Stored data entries
※ ※ ※

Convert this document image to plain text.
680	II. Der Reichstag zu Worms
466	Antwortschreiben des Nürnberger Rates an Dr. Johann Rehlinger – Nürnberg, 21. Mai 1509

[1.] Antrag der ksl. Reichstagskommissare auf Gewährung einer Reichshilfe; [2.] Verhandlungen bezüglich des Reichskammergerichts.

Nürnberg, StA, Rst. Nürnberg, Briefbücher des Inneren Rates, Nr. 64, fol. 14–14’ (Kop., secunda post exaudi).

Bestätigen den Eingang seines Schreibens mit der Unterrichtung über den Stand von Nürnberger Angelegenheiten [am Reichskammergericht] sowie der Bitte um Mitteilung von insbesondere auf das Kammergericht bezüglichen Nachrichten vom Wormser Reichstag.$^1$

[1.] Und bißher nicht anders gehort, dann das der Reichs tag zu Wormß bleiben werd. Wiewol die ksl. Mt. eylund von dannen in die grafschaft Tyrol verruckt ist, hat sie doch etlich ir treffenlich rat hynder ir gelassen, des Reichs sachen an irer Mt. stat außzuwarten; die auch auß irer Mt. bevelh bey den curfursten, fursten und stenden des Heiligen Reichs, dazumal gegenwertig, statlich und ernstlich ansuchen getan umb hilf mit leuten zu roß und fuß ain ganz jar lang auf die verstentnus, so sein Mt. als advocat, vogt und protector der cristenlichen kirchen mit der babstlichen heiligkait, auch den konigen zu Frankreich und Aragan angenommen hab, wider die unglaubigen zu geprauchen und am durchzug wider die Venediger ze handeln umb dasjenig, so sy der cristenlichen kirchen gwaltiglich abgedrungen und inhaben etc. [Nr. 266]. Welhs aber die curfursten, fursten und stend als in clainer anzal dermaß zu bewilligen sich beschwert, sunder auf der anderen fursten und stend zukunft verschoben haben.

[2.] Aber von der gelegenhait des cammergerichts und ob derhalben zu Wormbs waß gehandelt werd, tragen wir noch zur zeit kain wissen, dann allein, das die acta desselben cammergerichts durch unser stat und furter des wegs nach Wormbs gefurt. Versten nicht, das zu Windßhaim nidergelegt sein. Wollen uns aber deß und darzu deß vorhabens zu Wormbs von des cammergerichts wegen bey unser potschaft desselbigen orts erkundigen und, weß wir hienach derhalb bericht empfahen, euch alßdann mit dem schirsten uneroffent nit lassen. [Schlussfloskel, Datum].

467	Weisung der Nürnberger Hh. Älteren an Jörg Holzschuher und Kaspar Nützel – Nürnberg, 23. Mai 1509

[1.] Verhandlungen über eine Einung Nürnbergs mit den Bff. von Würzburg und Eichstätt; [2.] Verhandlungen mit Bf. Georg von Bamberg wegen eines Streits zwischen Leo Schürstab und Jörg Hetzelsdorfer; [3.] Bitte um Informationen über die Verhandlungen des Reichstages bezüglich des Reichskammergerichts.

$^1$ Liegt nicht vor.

※ ※ ※

=== To do ===
Go through the entries above and reproduce each one exactly.

=== Answer box ===
Convert this document image to plain text.
680	II. Der Reichstag zu Worms
466	Antwortschreiben des Nürnberger Rates an Dr. Johann Rehlinger – Nürnberg, 21. Mai 1509

[1.] Antrag der ksl. Reichstagskommissare auf Gewährung einer Reichshilfe; [2.] Verhandlungen bezüglich des Reichskammergerichts.

Nürnberg, StA, Rst. Nürnberg, Briefbücher des Inneren Rates, Nr. 64, fol. 14–14’ (Kop., secunda post exaudi).

Bestätigen den Eingang seines Schreibens mit der Unterrichtung über den Stand von Nürnberger Angelegenheiten [am Reichskammergericht] sowie der Bitte um Mitteilung von insbesondere auf das Kammergericht bezüglichen Nachrichten vom Wormser Reichstag.$^1$

[1.] Und bißher nicht anders gehort, dann das der Reichs tag zu Wormß bleiben werd. Wiewol die ksl. Mt. eylund von dannen in die grafschaft Tyrol verruckt ist, hat sie doch etlich ir treffenlich rat hynder ir gelassen, des Reichs sachen an irer Mt. stat außzuwarten; die auch auß irer Mt. bevelh bey den curfursten, fursten und stenden des Heiligen Reichs, dazumal gegenwertig, statlich und ernstlich ansuchen getan umb hilf mit leuten zu roß und fuß ain ganz jar lang auf die verstentnus, so sein Mt. als advocat, vogt und protector der cristenlichen kirchen mit der babstlichen heiligkait, auch den konigen zu Frankreich und Aragan angenommen hab, wider die unglaubigen zu geprauchen und am durchzug wider die Venediger ze handeln umb dasjenig, so sy der cristenlichen kirchen gwaltiglich abgedrungen und inhaben etc. [Nr. 266]. Welhs aber die curfursten, fursten und stend als in clainer anzal dermaß zu bewilligen sich beschwert, sunder auf der anderen fursten und stend zukunft verschoben haben.

[2.] Aber von der gelegenhait des cammergerichts und ob derhalben zu Wormbs waß gehandelt werd, tragen wir noch zur zeit kain wissen, dann allein, das die acta desselben cammergerichts durch unser stat und furter des wegs nach Wormbs gefurt. Versten nicht, das zu Windßhaim nidergelegt sein. Wollen uns aber deß und darzu deß vorhabens zu Wormbs von des cammergerichts wegen bey unser potschaft desselbigen orts erkundigen und, weß wir hienach derhalb bericht empfahen, euch alßdann mit dem schirsten uneroffent nit lassen. [Schlussfloskel, Datum].

467	Weisung der Nürnberger Hh. Älteren an Jörg Holzschuher und Kaspar Nützel – Nürnberg, 23. Mai 1509

[1.] Verhandlungen über eine Einung Nürnbergs mit den Bff. von Würzburg und Eichstätt; [2.] Verhandlungen mit Bf. Georg von Bamberg wegen eines Streits zwischen Leo Schürstab und Jörg Hetzelsdorfer; [3.] Bitte um Informationen über die Verhandlungen des Reichstages bezüglich des Reichskammergerichts.

$^1$ Liegt nicht vor.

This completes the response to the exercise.